Stated problem>
Determine how many lines in the entries below include "Angelica". The reply should be that number and nothing else.

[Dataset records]
>>>

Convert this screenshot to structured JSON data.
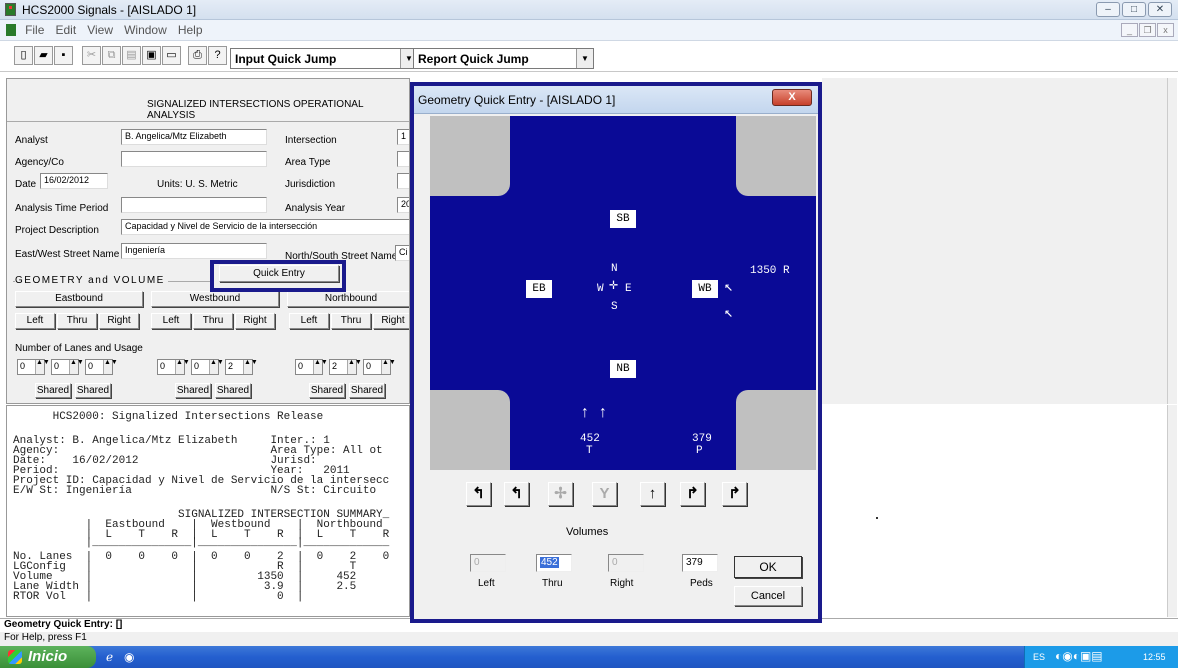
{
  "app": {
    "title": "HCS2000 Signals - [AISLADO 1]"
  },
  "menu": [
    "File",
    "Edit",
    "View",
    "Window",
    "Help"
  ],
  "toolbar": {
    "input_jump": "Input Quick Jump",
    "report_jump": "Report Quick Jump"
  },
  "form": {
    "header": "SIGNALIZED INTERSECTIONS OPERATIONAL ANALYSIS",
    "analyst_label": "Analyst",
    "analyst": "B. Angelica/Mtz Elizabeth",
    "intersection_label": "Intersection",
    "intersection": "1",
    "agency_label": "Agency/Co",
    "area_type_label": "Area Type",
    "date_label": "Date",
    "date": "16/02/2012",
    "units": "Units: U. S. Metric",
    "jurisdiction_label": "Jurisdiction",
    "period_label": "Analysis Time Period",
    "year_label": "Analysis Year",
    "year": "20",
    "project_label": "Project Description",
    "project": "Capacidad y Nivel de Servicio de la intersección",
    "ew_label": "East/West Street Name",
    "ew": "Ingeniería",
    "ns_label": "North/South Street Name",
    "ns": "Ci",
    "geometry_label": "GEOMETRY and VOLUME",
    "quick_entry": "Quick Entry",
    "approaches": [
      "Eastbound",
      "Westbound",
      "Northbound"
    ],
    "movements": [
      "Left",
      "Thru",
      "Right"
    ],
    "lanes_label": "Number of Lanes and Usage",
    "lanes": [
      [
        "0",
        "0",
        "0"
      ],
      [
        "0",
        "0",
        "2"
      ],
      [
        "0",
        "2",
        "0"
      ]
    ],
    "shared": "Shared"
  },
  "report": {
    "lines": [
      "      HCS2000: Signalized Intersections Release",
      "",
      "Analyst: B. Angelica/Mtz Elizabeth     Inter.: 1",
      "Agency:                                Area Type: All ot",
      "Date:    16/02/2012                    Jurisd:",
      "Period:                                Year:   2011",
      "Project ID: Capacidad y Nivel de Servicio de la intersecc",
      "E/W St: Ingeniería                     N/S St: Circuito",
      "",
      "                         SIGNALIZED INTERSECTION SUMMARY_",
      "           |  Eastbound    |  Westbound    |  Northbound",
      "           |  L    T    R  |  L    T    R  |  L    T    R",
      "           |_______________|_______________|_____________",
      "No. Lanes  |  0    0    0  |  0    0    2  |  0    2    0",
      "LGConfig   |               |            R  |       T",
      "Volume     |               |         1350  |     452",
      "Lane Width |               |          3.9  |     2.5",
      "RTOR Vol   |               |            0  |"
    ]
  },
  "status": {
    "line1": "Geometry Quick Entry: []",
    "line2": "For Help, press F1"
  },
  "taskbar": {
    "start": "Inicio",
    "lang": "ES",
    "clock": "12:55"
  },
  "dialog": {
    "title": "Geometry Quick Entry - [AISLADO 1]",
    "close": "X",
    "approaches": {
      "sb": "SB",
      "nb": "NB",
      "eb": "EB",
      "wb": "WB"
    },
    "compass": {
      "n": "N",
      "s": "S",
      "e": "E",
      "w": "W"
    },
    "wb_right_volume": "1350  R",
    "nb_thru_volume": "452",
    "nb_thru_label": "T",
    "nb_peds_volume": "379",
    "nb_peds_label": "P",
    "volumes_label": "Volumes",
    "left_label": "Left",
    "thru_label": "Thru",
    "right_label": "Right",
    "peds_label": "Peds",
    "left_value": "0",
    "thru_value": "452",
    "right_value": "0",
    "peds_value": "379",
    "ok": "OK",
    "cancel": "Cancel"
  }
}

<<<
>>>

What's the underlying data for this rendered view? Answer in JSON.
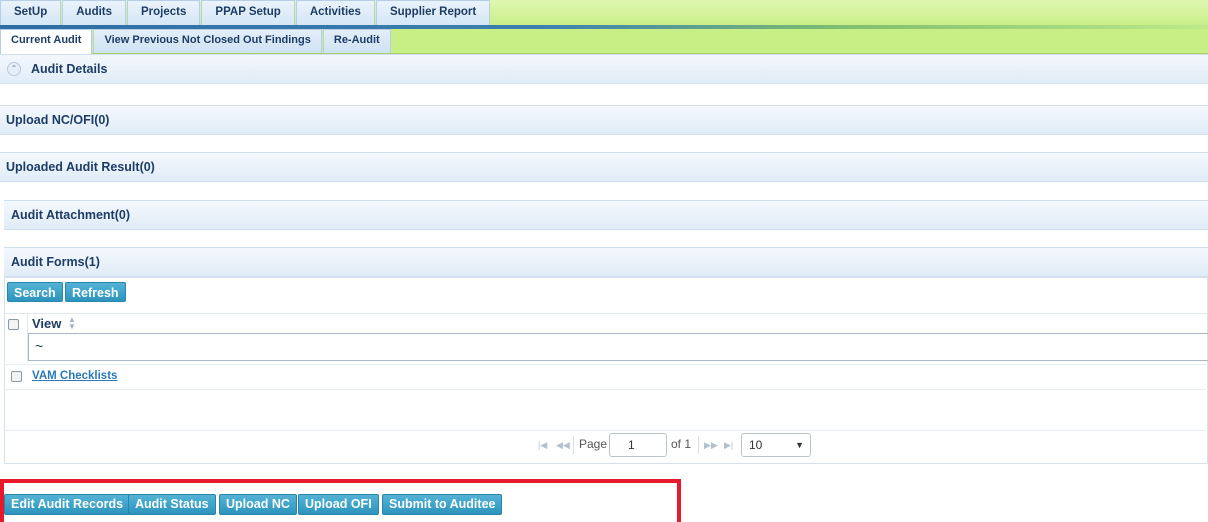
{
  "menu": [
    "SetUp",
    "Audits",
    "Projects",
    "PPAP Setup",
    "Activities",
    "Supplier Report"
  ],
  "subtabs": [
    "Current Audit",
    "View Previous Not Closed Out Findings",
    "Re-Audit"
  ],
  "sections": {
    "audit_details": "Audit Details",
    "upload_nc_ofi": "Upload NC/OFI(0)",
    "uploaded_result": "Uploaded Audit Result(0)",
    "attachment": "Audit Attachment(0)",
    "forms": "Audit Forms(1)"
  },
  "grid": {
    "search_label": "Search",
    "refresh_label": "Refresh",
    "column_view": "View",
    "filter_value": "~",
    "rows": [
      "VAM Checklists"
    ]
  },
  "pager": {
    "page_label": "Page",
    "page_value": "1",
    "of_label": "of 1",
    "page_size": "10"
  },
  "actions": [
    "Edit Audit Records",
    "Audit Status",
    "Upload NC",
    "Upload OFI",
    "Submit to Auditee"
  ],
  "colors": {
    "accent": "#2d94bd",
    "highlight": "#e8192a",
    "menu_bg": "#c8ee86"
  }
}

<<<

Exercise result>
2